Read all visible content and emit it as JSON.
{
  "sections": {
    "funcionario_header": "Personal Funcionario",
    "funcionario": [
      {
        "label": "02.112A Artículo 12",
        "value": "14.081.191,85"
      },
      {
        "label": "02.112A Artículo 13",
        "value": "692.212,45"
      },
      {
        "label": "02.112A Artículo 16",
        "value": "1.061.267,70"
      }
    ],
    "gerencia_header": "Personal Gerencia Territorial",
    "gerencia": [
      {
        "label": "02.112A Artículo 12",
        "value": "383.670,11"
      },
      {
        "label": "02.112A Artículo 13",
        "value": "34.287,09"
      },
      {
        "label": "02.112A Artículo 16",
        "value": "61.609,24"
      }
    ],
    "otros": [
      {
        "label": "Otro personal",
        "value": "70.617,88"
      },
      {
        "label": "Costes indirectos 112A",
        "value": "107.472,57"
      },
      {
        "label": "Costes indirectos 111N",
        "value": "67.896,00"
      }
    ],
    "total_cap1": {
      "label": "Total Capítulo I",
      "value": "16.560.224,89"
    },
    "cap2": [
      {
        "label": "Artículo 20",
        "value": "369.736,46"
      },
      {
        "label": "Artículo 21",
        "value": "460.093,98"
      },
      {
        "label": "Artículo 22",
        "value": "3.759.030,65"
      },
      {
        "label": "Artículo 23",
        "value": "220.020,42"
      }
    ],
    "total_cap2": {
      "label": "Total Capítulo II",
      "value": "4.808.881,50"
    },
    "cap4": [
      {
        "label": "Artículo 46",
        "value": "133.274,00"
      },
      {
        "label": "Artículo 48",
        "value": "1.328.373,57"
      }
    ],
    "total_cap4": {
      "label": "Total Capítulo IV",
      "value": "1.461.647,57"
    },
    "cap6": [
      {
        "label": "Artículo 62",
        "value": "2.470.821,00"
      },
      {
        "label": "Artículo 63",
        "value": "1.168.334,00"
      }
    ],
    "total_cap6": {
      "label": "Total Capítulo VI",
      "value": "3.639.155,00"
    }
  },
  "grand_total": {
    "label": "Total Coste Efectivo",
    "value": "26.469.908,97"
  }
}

* * * * *

**Job**
Write out the whole listing again. Match it word for word.

**Final answer**
Read all visible content and emit it as JSON.
{
  "sections": {
    "funcionario_header": "Personal Funcionario",
    "funcionario": [
      {
        "label": "02.112A Artículo 12",
        "value": "14.081.191,85"
      },
      {
        "label": "02.112A Artículo 13",
        "value": "692.212,45"
      },
      {
        "label": "02.112A Artículo 16",
        "value": "1.061.267,70"
      }
    ],
    "gerencia_header": "Personal Gerencia Territorial",
    "gerencia": [
      {
        "label": "02.112A Artículo 12",
        "value": "383.670,11"
      },
      {
        "label": "02.112A Artículo 13",
        "value": "34.287,09"
      },
      {
        "label": "02.112A Artículo 16",
        "value": "61.609,24"
      }
    ],
    "otros": [
      {
        "label": "Otro personal",
        "value": "70.617,88"
      },
      {
        "label": "Costes indirectos 112A",
        "value": "107.472,57"
      },
      {
        "label": "Costes indirectos 111N",
        "value": "67.896,00"
      }
    ],
    "total_cap1": {
      "label": "Total Capítulo I",
      "value": "16.560.224,89"
    },
    "cap2": [
      {
        "label": "Artículo 20",
        "value": "369.736,46"
      },
      {
        "label": "Artículo 21",
        "value": "460.093,98"
      },
      {
        "label": "Artículo 22",
        "value": "3.759.030,65"
      },
      {
        "label": "Artículo 23",
        "value": "220.020,42"
      }
    ],
    "total_cap2": {
      "label": "Total Capítulo II",
      "value": "4.808.881,50"
    },
    "cap4": [
      {
        "label": "Artículo 46",
        "value": "133.274,00"
      },
      {
        "label": "Artículo 48",
        "value": "1.328.373,57"
      }
    ],
    "total_cap4": {
      "label": "Total Capítulo IV",
      "value": "1.461.647,57"
    },
    "cap6": [
      {
        "label": "Artículo 62",
        "value": "2.470.821,00"
      },
      {
        "label": "Artículo 63",
        "value": "1.168.334,00"
      }
    ],
    "total_cap6": {
      "label": "Total Capítulo VI",
      "value": "3.639.155,00"
    }
  },
  "grand_total": {
    "label": "Total Coste Efectivo",
    "value": "26.469.908,97"
  }
}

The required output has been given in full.